* Data shown *
════════════════════
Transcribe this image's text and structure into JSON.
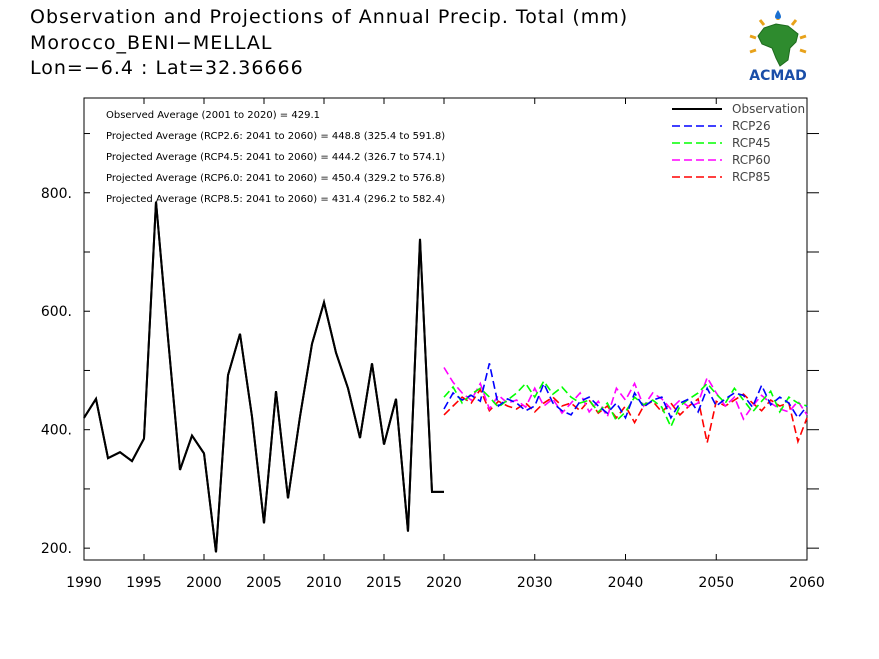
{
  "header": {
    "title": "Observation and Projections of Annual Precip. Total (mm)",
    "location": "Morocco_BENI−MELLAL",
    "coords": "Lon=−6.4 : Lat=32.36666"
  },
  "logo": {
    "text": "ACMAD",
    "icon": "africa-map-sun-logo"
  },
  "chart_data": {
    "type": "line",
    "title": "Observation and Projections of Annual Precip. Total (mm)",
    "xlabel": "",
    "ylabel": "",
    "xlim": [
      1990,
      2060
    ],
    "ylim": [
      180,
      960
    ],
    "grid": false,
    "legend_position": "top-right",
    "x_ticks": [
      1990,
      1995,
      2000,
      2005,
      2010,
      2015,
      2020,
      2030,
      2040,
      2050,
      2060
    ],
    "x_tick_labels": [
      "1990",
      "1995",
      "2000",
      "2005",
      "2010",
      "2015",
      "2020",
      "2030",
      "2040",
      "2050",
      "2060"
    ],
    "y_ticks": [
      200,
      400,
      600,
      800
    ],
    "y_tick_labels": [
      "200.",
      "400.",
      "600.",
      "800."
    ],
    "annotations": [
      "Observed Average (2001 to 2020) = 429.1",
      "Projected Average (RCP2.6: 2041 to 2060) = 448.8 (325.4 to 591.8)",
      "Projected Average (RCP4.5: 2041 to 2060) = 444.2 (326.7 to 574.1)",
      "Projected Average (RCP6.0: 2041 to 2060) = 450.4 (329.2 to 576.8)",
      "Projected Average (RCP8.5: 2041 to 2060) = 431.4 (296.2 to 582.4)"
    ],
    "series": [
      {
        "name": "Observation",
        "color": "#000000",
        "dash": "solid",
        "x": [
          1990,
          1991,
          1992,
          1993,
          1994,
          1995,
          1996,
          1997,
          1998,
          1999,
          2000,
          2001,
          2002,
          2003,
          2004,
          2005,
          2006,
          2007,
          2008,
          2009,
          2010,
          2011,
          2012,
          2013,
          2014,
          2015,
          2016,
          2017,
          2018,
          2019,
          2020
        ],
        "values": [
          420,
          452,
          352,
          362,
          347,
          385,
          785,
          555,
          332,
          390,
          360,
          193,
          492,
          562,
          422,
          242,
          465,
          284,
          422,
          545,
          615,
          530,
          470,
          386,
          512,
          375,
          452,
          228,
          722,
          295,
          295
        ]
      },
      {
        "name": "RCP26",
        "color": "#0000ff",
        "dash": "dashed",
        "x": [
          2020,
          2021,
          2022,
          2023,
          2024,
          2025,
          2026,
          2027,
          2028,
          2029,
          2030,
          2031,
          2032,
          2033,
          2034,
          2035,
          2036,
          2037,
          2038,
          2039,
          2040,
          2041,
          2042,
          2043,
          2044,
          2045,
          2046,
          2047,
          2048,
          2049,
          2050,
          2051,
          2052,
          2053,
          2054,
          2055,
          2056,
          2057,
          2058,
          2059,
          2060
        ],
        "values": [
          435,
          462,
          450,
          458,
          448,
          512,
          440,
          452,
          445,
          432,
          440,
          478,
          445,
          432,
          425,
          448,
          455,
          440,
          428,
          445,
          420,
          462,
          438,
          450,
          455,
          420,
          445,
          452,
          430,
          470,
          440,
          452,
          462,
          458,
          438,
          475,
          442,
          455,
          445,
          420,
          440
        ]
      },
      {
        "name": "RCP45",
        "color": "#00ff00",
        "dash": "dashed",
        "x": [
          2020,
          2021,
          2022,
          2023,
          2024,
          2025,
          2026,
          2027,
          2028,
          2029,
          2030,
          2031,
          2032,
          2033,
          2034,
          2035,
          2036,
          2037,
          2038,
          2039,
          2040,
          2041,
          2042,
          2043,
          2044,
          2045,
          2046,
          2047,
          2048,
          2049,
          2050,
          2051,
          2052,
          2053,
          2054,
          2055,
          2056,
          2057,
          2058,
          2059,
          2060
        ],
        "values": [
          455,
          472,
          445,
          460,
          470,
          455,
          438,
          450,
          462,
          478,
          455,
          482,
          460,
          472,
          455,
          445,
          450,
          430,
          445,
          415,
          430,
          455,
          442,
          450,
          438,
          405,
          440,
          452,
          462,
          478,
          460,
          445,
          470,
          450,
          430,
          448,
          465,
          430,
          455,
          445,
          440
        ]
      },
      {
        "name": "RCP60",
        "color": "#ff00ff",
        "dash": "dashed",
        "x": [
          2020,
          2021,
          2022,
          2023,
          2024,
          2025,
          2026,
          2027,
          2028,
          2029,
          2030,
          2031,
          2032,
          2033,
          2034,
          2035,
          2036,
          2037,
          2038,
          2039,
          2040,
          2041,
          2042,
          2043,
          2044,
          2045,
          2046,
          2047,
          2048,
          2049,
          2050,
          2051,
          2052,
          2053,
          2054,
          2055,
          2056,
          2057,
          2058,
          2059,
          2060
        ],
        "values": [
          505,
          480,
          462,
          450,
          478,
          435,
          458,
          445,
          450,
          438,
          470,
          440,
          452,
          428,
          445,
          462,
          430,
          448,
          422,
          470,
          450,
          478,
          440,
          462,
          452,
          435,
          450,
          438,
          445,
          488,
          462,
          440,
          455,
          418,
          440,
          458,
          445,
          435,
          430,
          448,
          425
        ]
      },
      {
        "name": "RCP85",
        "color": "#ff0000",
        "dash": "dashed",
        "x": [
          2020,
          2021,
          2022,
          2023,
          2024,
          2025,
          2026,
          2027,
          2028,
          2029,
          2030,
          2031,
          2032,
          2033,
          2034,
          2035,
          2036,
          2037,
          2038,
          2039,
          2040,
          2041,
          2042,
          2043,
          2044,
          2045,
          2046,
          2047,
          2048,
          2049,
          2050,
          2051,
          2052,
          2053,
          2054,
          2055,
          2056,
          2057,
          2058,
          2059,
          2060
        ],
        "values": [
          425,
          440,
          455,
          445,
          468,
          432,
          448,
          440,
          435,
          445,
          430,
          445,
          455,
          440,
          445,
          432,
          450,
          428,
          440,
          420,
          440,
          412,
          440,
          448,
          430,
          445,
          425,
          440,
          452,
          378,
          448,
          440,
          450,
          460,
          445,
          432,
          450,
          440,
          445,
          380,
          420
        ]
      }
    ]
  }
}
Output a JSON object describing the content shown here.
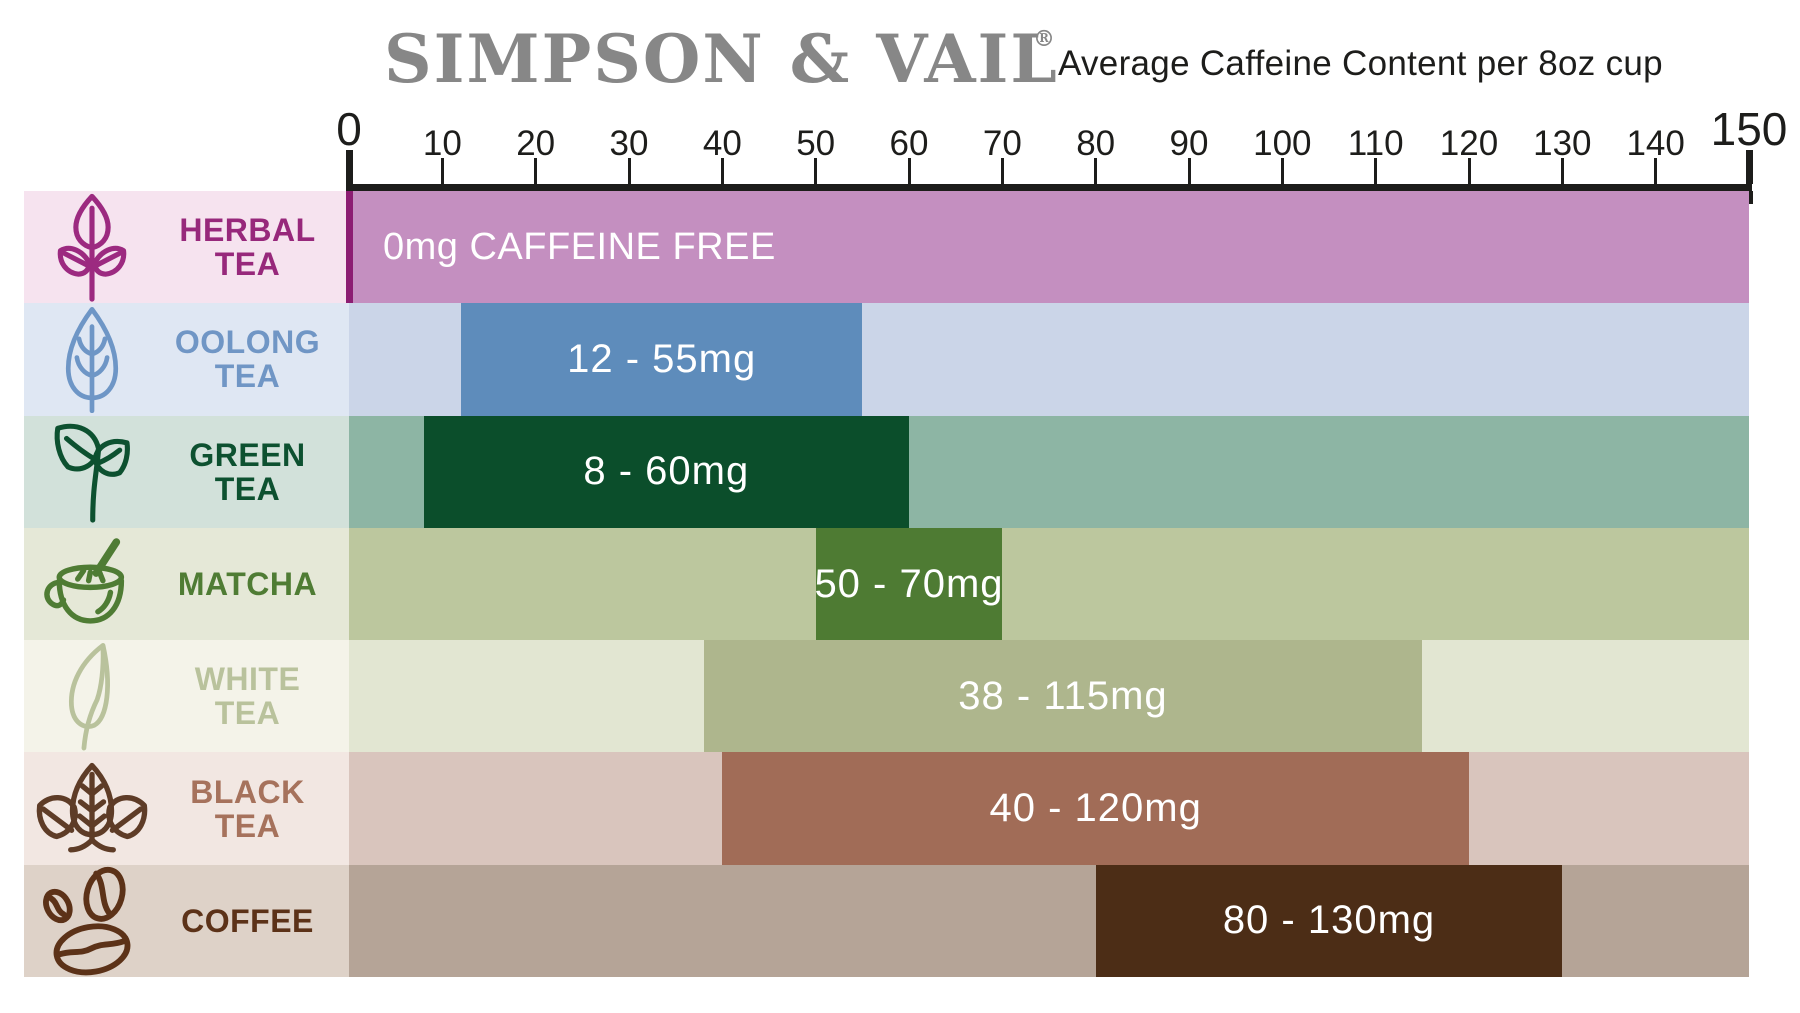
════════════════════
* Exercise *
Only a number is wanted: how many lines above include "name"?

* Response to the exercise *
5